Exercise inputs Block Start

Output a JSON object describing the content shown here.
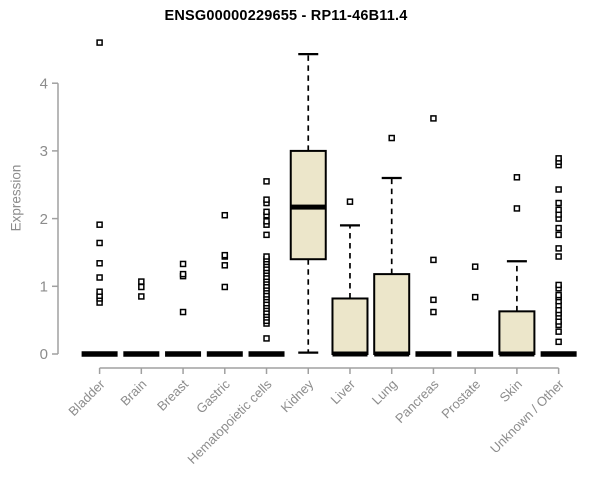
{
  "chart_data": {
    "type": "boxplot",
    "title": "ENSG00000229655 - RP11-46B11.4",
    "ylabel": "Expression",
    "xlabel": "",
    "ylim": [
      0,
      4.65
    ],
    "yticks": [
      0,
      1,
      2,
      3,
      4
    ],
    "grid": false,
    "legend": "none",
    "categories": [
      "Bladder",
      "Brain",
      "Breast",
      "Gastric",
      "Hematopoietic cells",
      "Kidney",
      "Liver",
      "Lung",
      "Pancreas",
      "Prostate",
      "Skin",
      "Unknown / Other"
    ],
    "series": [
      {
        "category": "Bladder",
        "q1": 0,
        "median": 0,
        "q3": 0,
        "whisker_low": 0,
        "whisker_high": 0,
        "outliers": [
          0.76,
          0.82,
          0.86,
          0.92,
          1.13,
          1.34,
          1.64,
          1.91,
          4.6
        ]
      },
      {
        "category": "Brain",
        "q1": 0,
        "median": 0,
        "q3": 0,
        "whisker_low": 0,
        "whisker_high": 0,
        "outliers": [
          0.85,
          0.99,
          1.07
        ]
      },
      {
        "category": "Breast",
        "q1": 0,
        "median": 0,
        "q3": 0,
        "whisker_low": 0,
        "whisker_high": 0,
        "outliers": [
          0.62,
          1.15,
          1.18,
          1.33
        ]
      },
      {
        "category": "Gastric",
        "q1": 0,
        "median": 0,
        "q3": 0,
        "whisker_low": 0,
        "whisker_high": 0,
        "outliers": [
          0.99,
          1.31,
          1.44,
          1.46,
          2.05
        ]
      },
      {
        "category": "Hematopoietic cells",
        "q1": 0,
        "median": 0,
        "q3": 0,
        "whisker_low": 0,
        "whisker_high": 0,
        "outliers": [
          0.23,
          0.45,
          0.49,
          0.54,
          0.58,
          0.62,
          0.67,
          0.71,
          0.75,
          0.8,
          0.84,
          0.88,
          0.93,
          0.97,
          1.01,
          1.06,
          1.1,
          1.14,
          1.19,
          1.23,
          1.27,
          1.32,
          1.36,
          1.4,
          1.44,
          1.76,
          1.91,
          1.96,
          2.05,
          2.1,
          2.23,
          2.28,
          2.55
        ]
      },
      {
        "category": "Kidney",
        "q1": 1.4,
        "median": 2.17,
        "q3": 3.0,
        "whisker_low": 0.02,
        "whisker_high": 4.43,
        "outliers": []
      },
      {
        "category": "Liver",
        "q1": 0,
        "median": 0,
        "q3": 0.82,
        "whisker_low": 0,
        "whisker_high": 1.9,
        "outliers": [
          2.25
        ]
      },
      {
        "category": "Lung",
        "q1": 0,
        "median": 0,
        "q3": 1.18,
        "whisker_low": 0,
        "whisker_high": 2.6,
        "outliers": [
          3.19
        ]
      },
      {
        "category": "Pancreas",
        "q1": 0,
        "median": 0,
        "q3": 0,
        "whisker_low": 0,
        "whisker_high": 0,
        "outliers": [
          0.62,
          0.8,
          1.39,
          3.48
        ]
      },
      {
        "category": "Prostate",
        "q1": 0,
        "median": 0,
        "q3": 0,
        "whisker_low": 0,
        "whisker_high": 0,
        "outliers": [
          0.84,
          1.29
        ]
      },
      {
        "category": "Skin",
        "q1": 0,
        "median": 0,
        "q3": 0.63,
        "whisker_low": 0,
        "whisker_high": 1.37,
        "outliers": [
          2.15,
          2.61
        ]
      },
      {
        "category": "Unknown / Other",
        "q1": 0,
        "median": 0,
        "q3": 0,
        "whisker_low": 0,
        "whisker_high": 0,
        "outliers": [
          0.18,
          0.33,
          0.43,
          0.48,
          0.55,
          0.6,
          0.65,
          0.72,
          0.78,
          0.84,
          0.87,
          0.97,
          1.02,
          1.44,
          1.56,
          1.76,
          1.86,
          2.0,
          2.06,
          2.13,
          2.23,
          2.43,
          2.79,
          2.84,
          2.89
        ]
      }
    ],
    "colors": {
      "box_fill": "#ece6ca",
      "box_stroke": "#000000",
      "median": "#000000",
      "whisker": "#000000",
      "outlier_stroke": "#000000",
      "outlier_fill": "#ffffff",
      "axis": "#a0a0a0",
      "tick_label": "#8c8c8c",
      "title": "#000000",
      "background": "#ffffff"
    }
  }
}
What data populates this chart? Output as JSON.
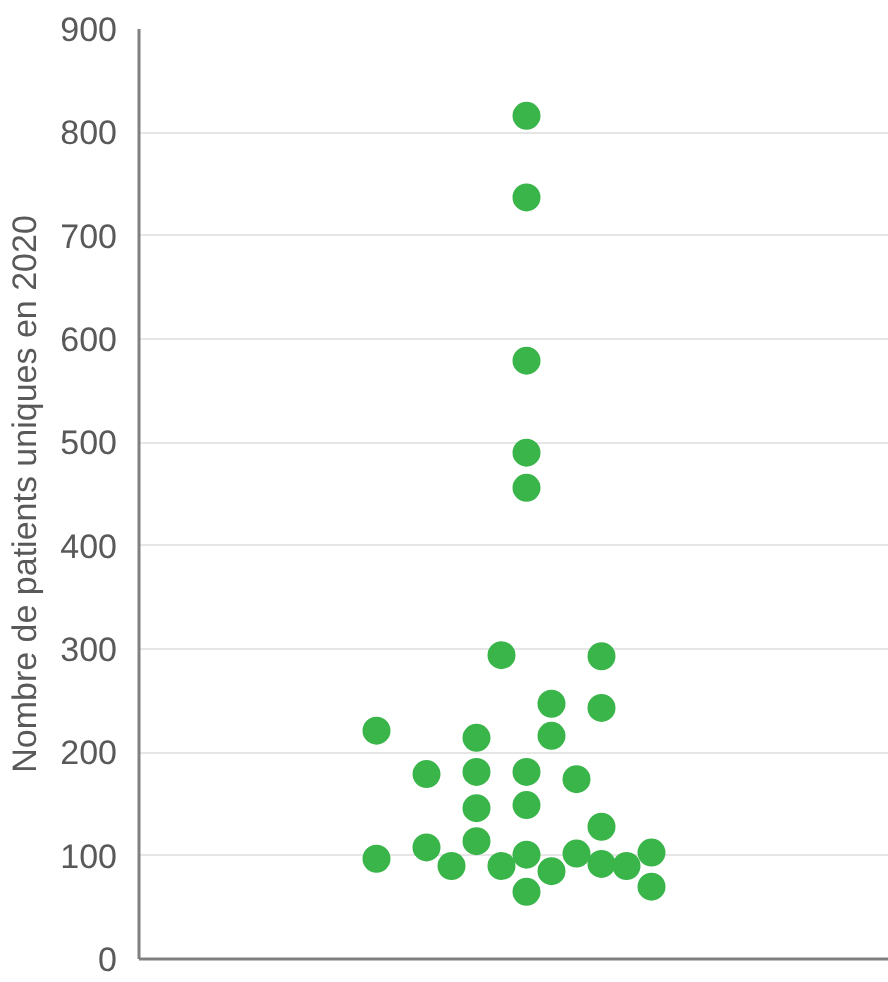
{
  "chart_data": {
    "type": "scatter",
    "ylabel": "Nombre de patients uniques en 2020",
    "categories": [
      null,
      null,
      null,
      null,
      null,
      null,
      null,
      null,
      null,
      null,
      null,
      null,
      null,
      null,
      null,
      null,
      null,
      null,
      null,
      null,
      null,
      null,
      null,
      null,
      null,
      null,
      null,
      null,
      null,
      null
    ],
    "series": [
      {
        "color": "#3ab54a",
        "values": [
          null,
          null,
          null,
          null,
          null,
          null,
          null,
          null,
          null,
          221,
          null,
          179,
          90,
          214,
          294,
          816,
          247,
          174,
          293,
          90,
          103,
          null,
          null,
          null,
          null,
          null,
          null,
          null,
          null,
          null
        ]
      },
      {
        "color": "#3ab54a",
        "values": [
          null,
          null,
          null,
          null,
          null,
          null,
          null,
          null,
          null,
          97,
          null,
          108,
          null,
          181,
          90,
          737,
          216,
          102,
          243,
          null,
          70,
          null,
          null,
          null,
          null,
          null,
          null,
          null,
          null,
          null
        ]
      },
      {
        "color": "#3ab54a",
        "values": [
          null,
          null,
          null,
          null,
          null,
          null,
          null,
          null,
          null,
          null,
          null,
          null,
          null,
          146,
          null,
          579,
          85,
          null,
          128,
          null,
          null,
          null,
          null,
          null,
          null,
          null,
          null,
          null,
          null,
          null
        ]
      },
      {
        "color": "#3ab54a",
        "values": [
          null,
          null,
          null,
          null,
          null,
          null,
          null,
          null,
          null,
          null,
          null,
          null,
          null,
          114,
          null,
          490,
          null,
          null,
          92,
          null,
          null,
          null,
          null,
          null,
          null,
          null,
          null,
          null,
          null,
          null
        ]
      },
      {
        "color": "#3ab54a",
        "values": [
          null,
          null,
          null,
          null,
          null,
          null,
          null,
          null,
          null,
          null,
          null,
          null,
          null,
          null,
          null,
          456,
          null,
          null,
          null,
          null,
          null,
          null,
          null,
          null,
          null,
          null,
          null,
          null,
          null,
          null
        ]
      },
      {
        "color": "#3ab54a",
        "values": [
          null,
          null,
          null,
          null,
          null,
          null,
          null,
          null,
          null,
          null,
          null,
          null,
          null,
          null,
          null,
          181,
          null,
          null,
          null,
          null,
          null,
          null,
          null,
          null,
          null,
          null,
          null,
          null,
          null,
          null
        ]
      },
      {
        "color": "#3ab54a",
        "values": [
          null,
          null,
          null,
          null,
          null,
          null,
          null,
          null,
          null,
          null,
          null,
          null,
          null,
          null,
          null,
          149,
          null,
          null,
          null,
          null,
          null,
          null,
          null,
          null,
          null,
          null,
          null,
          null,
          null,
          null
        ]
      },
      {
        "color": "#3ab54a",
        "values": [
          null,
          null,
          null,
          null,
          null,
          null,
          null,
          null,
          null,
          null,
          null,
          null,
          null,
          null,
          null,
          101,
          null,
          null,
          null,
          null,
          null,
          null,
          null,
          null,
          null,
          null,
          null,
          null,
          null,
          null
        ]
      },
      {
        "color": "#3ab54a",
        "values": [
          null,
          null,
          null,
          null,
          null,
          null,
          null,
          null,
          null,
          null,
          null,
          null,
          null,
          null,
          null,
          65,
          null,
          null,
          null,
          null,
          null,
          null,
          null,
          null,
          null,
          null,
          null,
          null,
          null,
          null
        ]
      }
    ],
    "ylim": [
      0,
      900
    ],
    "yticks": [
      0,
      100,
      200,
      300,
      400,
      500,
      600,
      700,
      800,
      900
    ],
    "tick_labels": "y",
    "grid": "y",
    "marker": "circle"
  }
}
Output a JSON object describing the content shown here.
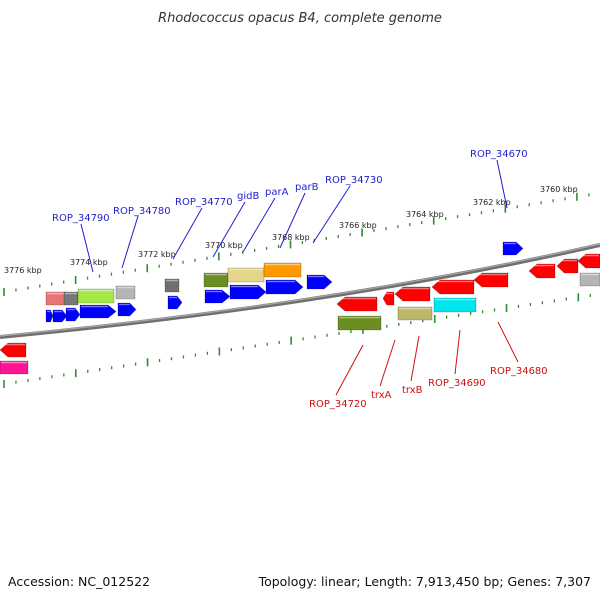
{
  "title": "Rhodococcus opacus B4, complete genome",
  "footer": {
    "accession": "Accession: NC_012522",
    "summary": "Topology: linear; Length: 7,913,450 bp; Genes: 7,307"
  },
  "colors": {
    "backbone": "#808080",
    "tick": "#2e8b2e",
    "top_label": "#1f1fcc",
    "bottom_label": "#cc1111"
  },
  "ticks": [
    "3776 kbp",
    "3774 kbp",
    "3772 kbp",
    "3770 kbp",
    "3768 kbp",
    "3766 kbp",
    "3764 kbp",
    "3762 kbp",
    "3760 kbp"
  ],
  "top_labels": [
    "ROP_34790",
    "ROP_34780",
    "ROP_34770",
    "gidB",
    "parA",
    "parB",
    "ROP_34730",
    "ROP_34670"
  ],
  "bottom_labels": [
    "ROP_34720",
    "trxA",
    "trxB",
    "ROP_34690",
    "ROP_34680"
  ]
}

Exercise inputs Block End

#### Task item:
Report, from the entries above, each line where "cells" is found.

#### Solution for this problem:
      "Hematopoietic cells",
        "category": "Hematopoietic cells",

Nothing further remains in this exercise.